**WHAT IS BEING ASKED**. Reproduce the data below word for word, omitting the pictures.

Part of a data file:
┄┄┄┄┄┄

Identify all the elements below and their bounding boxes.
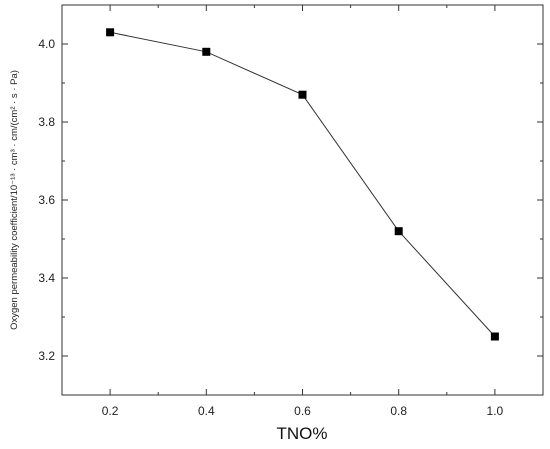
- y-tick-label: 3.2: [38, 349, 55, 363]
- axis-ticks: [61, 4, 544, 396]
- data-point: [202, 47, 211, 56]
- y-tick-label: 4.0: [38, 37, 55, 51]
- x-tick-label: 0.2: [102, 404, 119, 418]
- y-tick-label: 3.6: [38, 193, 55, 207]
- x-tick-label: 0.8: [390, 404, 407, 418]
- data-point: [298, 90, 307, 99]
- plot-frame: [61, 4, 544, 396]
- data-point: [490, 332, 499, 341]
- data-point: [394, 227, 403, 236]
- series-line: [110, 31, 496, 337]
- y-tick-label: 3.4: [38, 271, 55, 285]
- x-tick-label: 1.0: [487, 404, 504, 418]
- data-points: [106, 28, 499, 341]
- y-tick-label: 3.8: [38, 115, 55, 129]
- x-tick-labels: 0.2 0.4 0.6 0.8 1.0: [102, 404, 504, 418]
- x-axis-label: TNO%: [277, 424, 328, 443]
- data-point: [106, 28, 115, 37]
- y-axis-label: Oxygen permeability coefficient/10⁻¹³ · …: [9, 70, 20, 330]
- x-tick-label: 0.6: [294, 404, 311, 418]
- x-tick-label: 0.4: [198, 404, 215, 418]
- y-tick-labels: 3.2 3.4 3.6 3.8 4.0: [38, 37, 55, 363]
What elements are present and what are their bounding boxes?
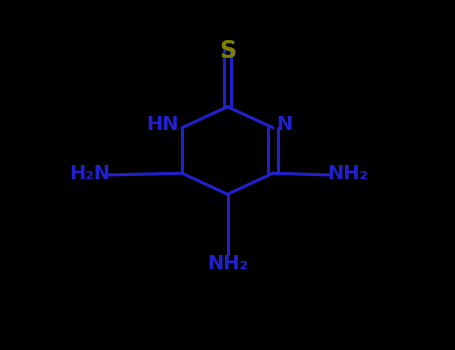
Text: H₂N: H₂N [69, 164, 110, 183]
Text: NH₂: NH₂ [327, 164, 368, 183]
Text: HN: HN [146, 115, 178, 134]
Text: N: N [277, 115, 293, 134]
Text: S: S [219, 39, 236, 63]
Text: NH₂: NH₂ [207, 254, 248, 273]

┄┄┄┄┄┄

**ANSWER BELOW**.
Identify all the elements below and their bounding boxes.
- y-tick-label: 3.2: [38, 349, 55, 363]
- axis-ticks: [61, 4, 544, 396]
- data-point: [202, 47, 211, 56]
- y-tick-label: 4.0: [38, 37, 55, 51]
- x-tick-label: 0.2: [102, 404, 119, 418]
- y-tick-label: 3.6: [38, 193, 55, 207]
- x-tick-label: 0.8: [390, 404, 407, 418]
- data-point: [298, 90, 307, 99]
- plot-frame: [61, 4, 544, 396]
- data-point: [490, 332, 499, 341]
- data-point: [394, 227, 403, 236]
- series-line: [110, 31, 496, 337]
- y-tick-label: 3.4: [38, 271, 55, 285]
- x-tick-label: 1.0: [487, 404, 504, 418]
- data-points: [106, 28, 499, 341]
- y-tick-label: 3.8: [38, 115, 55, 129]
- x-tick-labels: 0.2 0.4 0.6 0.8 1.0: [102, 404, 504, 418]
- x-axis-label: TNO%: [277, 424, 328, 443]
- data-point: [106, 28, 115, 37]
- y-axis-label: Oxygen permeability coefficient/10⁻¹³ · …: [9, 70, 20, 330]
- x-tick-label: 0.6: [294, 404, 311, 418]
- x-tick-label: 0.4: [198, 404, 215, 418]
- y-tick-labels: 3.2 3.4 3.6 3.8 4.0: [38, 37, 55, 363]
What elements are present and what are their bounding boxes?
Text: H₂N: H₂N [69, 164, 110, 183]
Text: NH₂: NH₂ [327, 164, 368, 183]
Text: HN: HN [146, 115, 178, 134]
Text: N: N [277, 115, 293, 134]
Text: S: S [219, 39, 236, 63]
Text: NH₂: NH₂ [207, 254, 248, 273]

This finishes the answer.